Recopiez fidèlement le passage du texte sur Radio Tchad qui s'ouvre sur les mots contenant « La quête d’un » et se termine par « pour le Tchad. ».

Texte:
━━━━━━━━━━━━━━━━━━━━

La quête d’un expert pour Radio Tchad
Lors d’une visite en France, le président Tombalbaye effectue un arrêt stratégique au Pavillon de La Muette, situé au cœur de la forêt de Saint-Germain, à Maisons-Laffitte. C’est là que se trouve la Société de Radiodiffusion d’Outre-Mer (SORAFOM), l’institution capable de l’aider dans son projet ambitieux pour le Tchad.
Sa demande est claire : « Je veux un bon journaliste pour fonder Radio Tchad. » Il y rencontre Pierre Schaeffler, l’ingénieur du son renommé pour ses innovations dans le domaine de la musique radiophonique. Sans hésitation, Schaeffler lui recommande un homme au profil exceptionnel : Pierre Mabé Gwet. Décrit comme un « grand gaillard noir, à l’élégance distinguée et venu du Cameroun », Mabé Gwet avait déjà fait ses preuves. Il avait suivi un stage d’animateur de programme au Studio-École en 1956-1957, puis un stage de perfectionnement entre 1960 et 1961, devenant un cadre respecté de la coopération française.

━━━━━━━━━━━━━━━━━━━━

Enregistrements:
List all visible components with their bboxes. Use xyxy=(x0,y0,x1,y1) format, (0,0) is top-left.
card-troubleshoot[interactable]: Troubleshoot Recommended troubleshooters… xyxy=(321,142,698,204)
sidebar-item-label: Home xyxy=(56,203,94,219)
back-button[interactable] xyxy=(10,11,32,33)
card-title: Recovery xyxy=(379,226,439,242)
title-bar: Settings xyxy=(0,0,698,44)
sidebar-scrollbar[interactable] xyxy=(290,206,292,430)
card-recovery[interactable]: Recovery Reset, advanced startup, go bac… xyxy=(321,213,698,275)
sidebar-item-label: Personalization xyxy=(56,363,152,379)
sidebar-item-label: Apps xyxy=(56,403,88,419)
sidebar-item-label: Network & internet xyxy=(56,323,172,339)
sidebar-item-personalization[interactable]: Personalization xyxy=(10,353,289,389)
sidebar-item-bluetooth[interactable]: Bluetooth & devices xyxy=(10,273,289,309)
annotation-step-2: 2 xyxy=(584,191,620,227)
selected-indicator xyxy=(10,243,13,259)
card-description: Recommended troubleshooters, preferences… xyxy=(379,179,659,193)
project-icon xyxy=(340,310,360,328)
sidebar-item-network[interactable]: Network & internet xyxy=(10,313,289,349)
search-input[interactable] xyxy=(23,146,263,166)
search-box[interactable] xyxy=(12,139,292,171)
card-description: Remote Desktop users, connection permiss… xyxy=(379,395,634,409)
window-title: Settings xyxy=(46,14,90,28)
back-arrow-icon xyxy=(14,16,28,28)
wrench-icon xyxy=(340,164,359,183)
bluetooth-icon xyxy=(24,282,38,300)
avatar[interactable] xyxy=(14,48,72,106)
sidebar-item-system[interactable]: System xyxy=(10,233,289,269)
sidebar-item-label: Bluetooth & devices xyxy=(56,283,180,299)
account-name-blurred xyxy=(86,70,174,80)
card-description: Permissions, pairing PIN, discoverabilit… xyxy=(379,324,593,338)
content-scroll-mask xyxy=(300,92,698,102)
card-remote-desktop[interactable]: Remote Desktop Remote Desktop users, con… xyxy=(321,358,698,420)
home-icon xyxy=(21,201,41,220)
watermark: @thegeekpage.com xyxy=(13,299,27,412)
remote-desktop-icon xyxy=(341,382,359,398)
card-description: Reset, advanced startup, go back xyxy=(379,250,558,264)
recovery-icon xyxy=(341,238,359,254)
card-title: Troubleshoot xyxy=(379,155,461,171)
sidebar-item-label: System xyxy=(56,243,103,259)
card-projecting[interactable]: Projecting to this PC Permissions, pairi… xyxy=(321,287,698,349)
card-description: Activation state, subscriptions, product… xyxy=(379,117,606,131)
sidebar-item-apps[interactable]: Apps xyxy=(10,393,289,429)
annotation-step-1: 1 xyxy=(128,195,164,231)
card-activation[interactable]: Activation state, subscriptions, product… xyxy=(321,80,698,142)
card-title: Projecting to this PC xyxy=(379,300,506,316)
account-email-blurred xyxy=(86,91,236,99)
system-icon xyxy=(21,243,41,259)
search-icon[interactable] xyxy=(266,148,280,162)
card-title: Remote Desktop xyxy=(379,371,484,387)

━━━━━━━━━━━━━━━━━━━━

Réponse attendue:
La quête d’un expert pour Radio Tchad
Lors d’une visite en France, le président Tombalbaye effectue un arrêt stratégique au Pavillon de La Muette, situé au cœur de la forêt de Saint-Germain, à Maisons-Laffitte. C’est là que se trouve la Société de Radiodiffusion d’Outre-Mer (SORAFOM), l’institution capable de l’aider dans son projet ambitieux pour le Tchad.